--- EXERCISE GOAL ---
Rewrite the lines from the one containing "Localize each UI" through the one containing "test-title: should disable", changing "viewport-select" to "viewport-picker" and leaving everything else unchanged.

-- Start of EXTRACTED DATA --

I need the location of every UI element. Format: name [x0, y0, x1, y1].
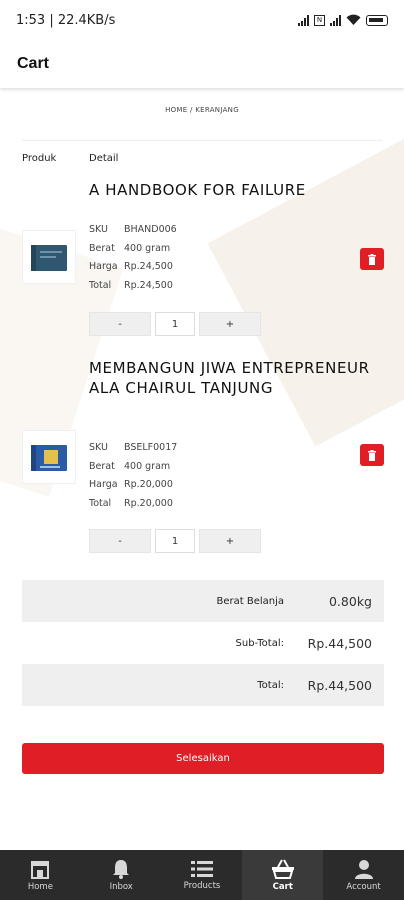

-- End of EXTRACTED DATA --
-- Start of EXTRACTED DATA --

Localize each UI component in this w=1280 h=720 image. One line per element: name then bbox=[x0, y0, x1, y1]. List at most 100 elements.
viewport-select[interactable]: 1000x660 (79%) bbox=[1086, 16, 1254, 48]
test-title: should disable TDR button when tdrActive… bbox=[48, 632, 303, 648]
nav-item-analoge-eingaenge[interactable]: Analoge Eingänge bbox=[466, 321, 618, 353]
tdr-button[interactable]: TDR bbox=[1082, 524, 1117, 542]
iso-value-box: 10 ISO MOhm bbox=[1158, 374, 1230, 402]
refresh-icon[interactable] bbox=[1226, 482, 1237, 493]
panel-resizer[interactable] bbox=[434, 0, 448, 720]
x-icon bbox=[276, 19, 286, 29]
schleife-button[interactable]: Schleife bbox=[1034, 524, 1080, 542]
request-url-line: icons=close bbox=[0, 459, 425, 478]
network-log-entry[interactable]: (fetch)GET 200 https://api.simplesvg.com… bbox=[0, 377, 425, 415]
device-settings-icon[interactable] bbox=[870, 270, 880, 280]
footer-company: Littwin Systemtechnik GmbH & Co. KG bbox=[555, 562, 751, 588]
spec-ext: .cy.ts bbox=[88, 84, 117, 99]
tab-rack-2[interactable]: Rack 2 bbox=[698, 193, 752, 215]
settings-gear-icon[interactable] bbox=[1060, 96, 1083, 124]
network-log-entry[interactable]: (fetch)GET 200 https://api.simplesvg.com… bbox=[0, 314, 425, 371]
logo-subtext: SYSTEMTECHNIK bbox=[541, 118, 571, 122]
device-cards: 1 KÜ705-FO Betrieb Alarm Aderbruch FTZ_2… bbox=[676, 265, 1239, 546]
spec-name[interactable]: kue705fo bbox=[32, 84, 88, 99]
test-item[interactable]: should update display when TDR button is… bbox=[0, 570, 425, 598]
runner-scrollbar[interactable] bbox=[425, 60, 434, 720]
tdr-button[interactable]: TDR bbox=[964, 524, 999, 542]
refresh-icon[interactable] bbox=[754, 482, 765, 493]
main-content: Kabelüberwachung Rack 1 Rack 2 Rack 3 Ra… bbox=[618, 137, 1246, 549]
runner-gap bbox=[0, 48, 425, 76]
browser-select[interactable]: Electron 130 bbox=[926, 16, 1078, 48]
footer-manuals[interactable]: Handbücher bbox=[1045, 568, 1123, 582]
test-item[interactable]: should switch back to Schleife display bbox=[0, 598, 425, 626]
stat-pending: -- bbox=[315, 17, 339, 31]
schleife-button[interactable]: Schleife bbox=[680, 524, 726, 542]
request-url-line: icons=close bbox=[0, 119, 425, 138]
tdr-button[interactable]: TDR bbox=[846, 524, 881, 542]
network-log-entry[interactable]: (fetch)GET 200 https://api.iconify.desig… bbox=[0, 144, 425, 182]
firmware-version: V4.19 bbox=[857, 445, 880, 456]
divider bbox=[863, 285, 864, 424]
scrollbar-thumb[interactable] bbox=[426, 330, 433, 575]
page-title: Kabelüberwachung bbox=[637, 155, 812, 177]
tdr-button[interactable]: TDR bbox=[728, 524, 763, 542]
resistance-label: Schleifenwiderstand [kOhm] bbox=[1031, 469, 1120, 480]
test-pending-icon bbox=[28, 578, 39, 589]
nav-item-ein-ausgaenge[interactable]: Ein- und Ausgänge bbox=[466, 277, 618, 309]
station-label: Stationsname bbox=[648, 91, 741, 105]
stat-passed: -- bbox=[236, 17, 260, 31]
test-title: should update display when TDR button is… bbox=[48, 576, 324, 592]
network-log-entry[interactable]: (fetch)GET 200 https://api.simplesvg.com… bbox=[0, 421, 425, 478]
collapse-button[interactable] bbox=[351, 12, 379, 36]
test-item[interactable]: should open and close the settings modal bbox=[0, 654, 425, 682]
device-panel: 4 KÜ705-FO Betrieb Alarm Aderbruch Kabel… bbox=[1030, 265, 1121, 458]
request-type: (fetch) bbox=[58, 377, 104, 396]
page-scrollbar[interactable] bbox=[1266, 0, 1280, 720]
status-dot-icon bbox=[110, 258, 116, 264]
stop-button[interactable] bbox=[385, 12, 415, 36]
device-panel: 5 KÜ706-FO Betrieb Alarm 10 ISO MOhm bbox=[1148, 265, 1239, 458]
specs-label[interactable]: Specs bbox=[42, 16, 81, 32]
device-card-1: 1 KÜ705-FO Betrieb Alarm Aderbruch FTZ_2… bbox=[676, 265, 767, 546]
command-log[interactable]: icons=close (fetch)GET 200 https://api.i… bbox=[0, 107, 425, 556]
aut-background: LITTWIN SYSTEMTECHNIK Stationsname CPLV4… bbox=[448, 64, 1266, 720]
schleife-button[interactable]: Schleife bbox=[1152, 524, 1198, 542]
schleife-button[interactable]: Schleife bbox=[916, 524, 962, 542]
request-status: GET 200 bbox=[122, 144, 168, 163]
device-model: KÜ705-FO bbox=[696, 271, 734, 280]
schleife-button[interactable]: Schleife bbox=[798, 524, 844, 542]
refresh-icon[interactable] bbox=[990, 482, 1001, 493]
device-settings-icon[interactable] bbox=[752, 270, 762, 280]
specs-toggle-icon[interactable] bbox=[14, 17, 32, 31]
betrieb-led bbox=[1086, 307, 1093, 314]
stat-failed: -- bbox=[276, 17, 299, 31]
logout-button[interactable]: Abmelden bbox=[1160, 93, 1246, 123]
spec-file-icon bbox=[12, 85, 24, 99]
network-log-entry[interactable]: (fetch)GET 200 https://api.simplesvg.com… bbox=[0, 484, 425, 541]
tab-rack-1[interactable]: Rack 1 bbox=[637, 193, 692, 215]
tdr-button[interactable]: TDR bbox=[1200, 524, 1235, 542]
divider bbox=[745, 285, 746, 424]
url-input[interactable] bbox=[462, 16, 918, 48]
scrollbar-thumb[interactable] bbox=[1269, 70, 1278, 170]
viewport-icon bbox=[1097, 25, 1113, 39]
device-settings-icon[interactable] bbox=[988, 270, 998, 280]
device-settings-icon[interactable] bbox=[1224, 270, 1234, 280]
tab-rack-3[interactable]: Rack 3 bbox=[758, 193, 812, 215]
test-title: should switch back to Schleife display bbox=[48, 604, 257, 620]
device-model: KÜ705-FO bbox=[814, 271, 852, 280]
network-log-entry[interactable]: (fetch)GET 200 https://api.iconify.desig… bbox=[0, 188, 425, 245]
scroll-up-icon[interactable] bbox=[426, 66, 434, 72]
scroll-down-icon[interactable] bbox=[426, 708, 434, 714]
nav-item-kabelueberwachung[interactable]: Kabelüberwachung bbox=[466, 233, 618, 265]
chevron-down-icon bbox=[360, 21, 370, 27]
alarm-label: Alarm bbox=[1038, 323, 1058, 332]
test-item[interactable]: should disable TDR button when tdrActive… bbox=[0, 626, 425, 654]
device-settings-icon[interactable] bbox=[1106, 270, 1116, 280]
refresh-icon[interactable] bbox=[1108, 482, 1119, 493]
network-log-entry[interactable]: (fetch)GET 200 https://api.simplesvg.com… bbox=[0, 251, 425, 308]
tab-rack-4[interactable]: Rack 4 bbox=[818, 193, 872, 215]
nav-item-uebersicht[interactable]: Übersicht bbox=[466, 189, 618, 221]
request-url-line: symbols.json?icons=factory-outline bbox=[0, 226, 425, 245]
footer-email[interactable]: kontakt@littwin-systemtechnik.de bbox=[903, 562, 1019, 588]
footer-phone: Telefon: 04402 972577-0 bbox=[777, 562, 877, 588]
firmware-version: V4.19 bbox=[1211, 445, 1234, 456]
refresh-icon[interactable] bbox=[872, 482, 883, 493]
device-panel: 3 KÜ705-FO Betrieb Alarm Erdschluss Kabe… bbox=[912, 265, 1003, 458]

-- End of EXTRACTED DATA --

--- RESULT OF THE EXERCISE ---
Localize each UI component in this w=1280 h=720 image. One line per element: name then bbox=[x0, y0, x1, y1]. List at most 100 elements.
viewport-picker[interactable]: 1000x660 (79%) bbox=[1086, 16, 1254, 48]
test-title: should disable TDR button when tdrActive… bbox=[48, 632, 303, 648]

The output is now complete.